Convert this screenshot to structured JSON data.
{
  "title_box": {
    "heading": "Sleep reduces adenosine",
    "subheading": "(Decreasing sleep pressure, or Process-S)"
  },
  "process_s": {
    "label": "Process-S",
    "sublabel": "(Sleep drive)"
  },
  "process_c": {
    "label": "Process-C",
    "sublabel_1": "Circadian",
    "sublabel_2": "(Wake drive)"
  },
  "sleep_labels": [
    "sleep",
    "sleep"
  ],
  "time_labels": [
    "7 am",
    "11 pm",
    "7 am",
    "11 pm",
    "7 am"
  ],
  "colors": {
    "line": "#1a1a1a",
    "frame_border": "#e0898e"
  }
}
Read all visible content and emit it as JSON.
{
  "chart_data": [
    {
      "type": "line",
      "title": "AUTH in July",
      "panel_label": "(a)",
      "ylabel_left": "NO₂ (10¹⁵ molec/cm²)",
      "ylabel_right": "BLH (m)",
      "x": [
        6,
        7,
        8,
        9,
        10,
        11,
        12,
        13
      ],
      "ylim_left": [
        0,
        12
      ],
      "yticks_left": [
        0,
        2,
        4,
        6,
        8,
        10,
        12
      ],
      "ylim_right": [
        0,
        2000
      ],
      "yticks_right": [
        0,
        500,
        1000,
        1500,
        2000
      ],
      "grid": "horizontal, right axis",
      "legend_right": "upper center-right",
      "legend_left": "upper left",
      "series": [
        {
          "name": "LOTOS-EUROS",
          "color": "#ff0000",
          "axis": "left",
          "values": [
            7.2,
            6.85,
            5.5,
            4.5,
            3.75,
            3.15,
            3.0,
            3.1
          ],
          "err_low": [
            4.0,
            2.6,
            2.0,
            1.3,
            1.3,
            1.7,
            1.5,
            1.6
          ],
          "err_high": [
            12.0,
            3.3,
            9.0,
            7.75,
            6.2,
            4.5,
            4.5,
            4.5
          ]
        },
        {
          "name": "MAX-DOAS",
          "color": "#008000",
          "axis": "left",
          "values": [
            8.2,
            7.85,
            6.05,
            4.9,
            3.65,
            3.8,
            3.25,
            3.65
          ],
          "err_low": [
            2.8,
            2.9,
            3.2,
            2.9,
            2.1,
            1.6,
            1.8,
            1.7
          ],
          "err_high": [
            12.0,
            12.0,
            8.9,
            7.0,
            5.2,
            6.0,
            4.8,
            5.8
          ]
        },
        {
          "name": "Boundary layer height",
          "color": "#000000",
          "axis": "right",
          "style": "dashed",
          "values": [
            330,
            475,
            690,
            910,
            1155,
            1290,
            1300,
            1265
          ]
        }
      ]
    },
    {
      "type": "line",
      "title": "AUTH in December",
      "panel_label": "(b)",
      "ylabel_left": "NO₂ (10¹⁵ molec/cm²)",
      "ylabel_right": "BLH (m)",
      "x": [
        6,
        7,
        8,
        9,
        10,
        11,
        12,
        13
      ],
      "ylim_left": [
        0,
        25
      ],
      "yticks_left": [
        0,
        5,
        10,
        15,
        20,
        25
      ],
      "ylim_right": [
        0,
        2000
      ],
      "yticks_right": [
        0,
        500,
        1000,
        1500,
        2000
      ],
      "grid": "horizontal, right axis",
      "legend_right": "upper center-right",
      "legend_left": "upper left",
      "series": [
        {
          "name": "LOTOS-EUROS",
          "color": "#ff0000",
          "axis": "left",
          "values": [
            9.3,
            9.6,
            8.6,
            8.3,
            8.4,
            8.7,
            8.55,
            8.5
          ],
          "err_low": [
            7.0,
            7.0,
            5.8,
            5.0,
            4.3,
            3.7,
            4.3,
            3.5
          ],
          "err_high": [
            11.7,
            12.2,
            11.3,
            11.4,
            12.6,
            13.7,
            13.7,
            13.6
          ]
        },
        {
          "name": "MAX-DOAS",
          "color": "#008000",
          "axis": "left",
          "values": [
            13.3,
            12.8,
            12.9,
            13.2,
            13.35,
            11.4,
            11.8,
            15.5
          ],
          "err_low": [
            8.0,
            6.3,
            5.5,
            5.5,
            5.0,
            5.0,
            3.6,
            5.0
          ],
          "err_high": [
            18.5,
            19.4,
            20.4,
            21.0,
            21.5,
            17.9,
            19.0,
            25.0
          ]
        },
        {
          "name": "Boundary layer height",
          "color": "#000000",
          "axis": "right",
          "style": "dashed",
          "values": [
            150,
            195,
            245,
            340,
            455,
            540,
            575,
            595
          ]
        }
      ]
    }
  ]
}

■ ■ ■ ■

The listing above must be transcribed exactly, line by line.

Convert this screenshot to structured JSON data.
{
  "title_box": {
    "heading": "Sleep reduces adenosine",
    "subheading": "(Decreasing sleep pressure, or Process-S)"
  },
  "process_s": {
    "label": "Process-S",
    "sublabel": "(Sleep drive)"
  },
  "process_c": {
    "label": "Process-C",
    "sublabel_1": "Circadian",
    "sublabel_2": "(Wake drive)"
  },
  "sleep_labels": [
    "sleep",
    "sleep"
  ],
  "time_labels": [
    "7 am",
    "11 pm",
    "7 am",
    "11 pm",
    "7 am"
  ],
  "colors": {
    "line": "#1a1a1a",
    "frame_border": "#e0898e"
  }
}
Read all visible content and emit it as JSON.
{
  "chart_data": [
    {
      "type": "line",
      "title": "AUTH in July",
      "panel_label": "(a)",
      "ylabel_left": "NO₂ (10¹⁵ molec/cm²)",
      "ylabel_right": "BLH (m)",
      "x": [
        6,
        7,
        8,
        9,
        10,
        11,
        12,
        13
      ],
      "ylim_left": [
        0,
        12
      ],
      "yticks_left": [
        0,
        2,
        4,
        6,
        8,
        10,
        12
      ],
      "ylim_right": [
        0,
        2000
      ],
      "yticks_right": [
        0,
        500,
        1000,
        1500,
        2000
      ],
      "grid": "horizontal, right axis",
      "legend_right": "upper center-right",
      "legend_left": "upper left",
      "series": [
        {
          "name": "LOTOS-EUROS",
          "color": "#ff0000",
          "axis": "left",
          "values": [
            7.2,
            6.85,
            5.5,
            4.5,
            3.75,
            3.15,
            3.0,
            3.1
          ],
          "err_low": [
            4.0,
            2.6,
            2.0,
            1.3,
            1.3,
            1.7,
            1.5,
            1.6
          ],
          "err_high": [
            12.0,
            3.3,
            9.0,
            7.75,
            6.2,
            4.5,
            4.5,
            4.5
          ]
        },
        {
          "name": "MAX-DOAS",
          "color": "#008000",
          "axis": "left",
          "values": [
            8.2,
            7.85,
            6.05,
            4.9,
            3.65,
            3.8,
            3.25,
            3.65
          ],
          "err_low": [
            2.8,
            2.9,
            3.2,
            2.9,
            2.1,
            1.6,
            1.8,
            1.7
          ],
          "err_high": [
            12.0,
            12.0,
            8.9,
            7.0,
            5.2,
            6.0,
            4.8,
            5.8
          ]
        },
        {
          "name": "Boundary layer height",
          "color": "#000000",
          "axis": "right",
          "style": "dashed",
          "values": [
            330,
            475,
            690,
            910,
            1155,
            1290,
            1300,
            1265
          ]
        }
      ]
    },
    {
      "type": "line",
      "title": "AUTH in December",
      "panel_label": "(b)",
      "ylabel_left": "NO₂ (10¹⁵ molec/cm²)",
      "ylabel_right": "BLH (m)",
      "x": [
        6,
        7,
        8,
        9,
        10,
        11,
        12,
        13
      ],
      "ylim_left": [
        0,
        25
      ],
      "yticks_left": [
        0,
        5,
        10,
        15,
        20,
        25
      ],
      "ylim_right": [
        0,
        2000
      ],
      "yticks_right": [
        0,
        500,
        1000,
        1500,
        2000
      ],
      "grid": "horizontal, right axis",
      "legend_right": "upper center-right",
      "legend_left": "upper left",
      "series": [
        {
          "name": "LOTOS-EUROS",
          "color": "#ff0000",
          "axis": "left",
          "values": [
            9.3,
            9.6,
            8.6,
            8.3,
            8.4,
            8.7,
            8.55,
            8.5
          ],
          "err_low": [
            7.0,
            7.0,
            5.8,
            5.0,
            4.3,
            3.7,
            4.3,
            3.5
          ],
          "err_high": [
            11.7,
            12.2,
            11.3,
            11.4,
            12.6,
            13.7,
            13.7,
            13.6
          ]
        },
        {
          "name": "MAX-DOAS",
          "color": "#008000",
          "axis": "left",
          "values": [
            13.3,
            12.8,
            12.9,
            13.2,
            13.35,
            11.4,
            11.8,
            15.5
          ],
          "err_low": [
            8.0,
            6.3,
            5.5,
            5.5,
            5.0,
            5.0,
            3.6,
            5.0
          ],
          "err_high": [
            18.5,
            19.4,
            20.4,
            21.0,
            21.5,
            17.9,
            19.0,
            25.0
          ]
        },
        {
          "name": "Boundary layer height",
          "color": "#000000",
          "axis": "right",
          "style": "dashed",
          "values": [
            150,
            195,
            245,
            340,
            455,
            540,
            575,
            595
          ]
        }
      ]
    }
  ]
}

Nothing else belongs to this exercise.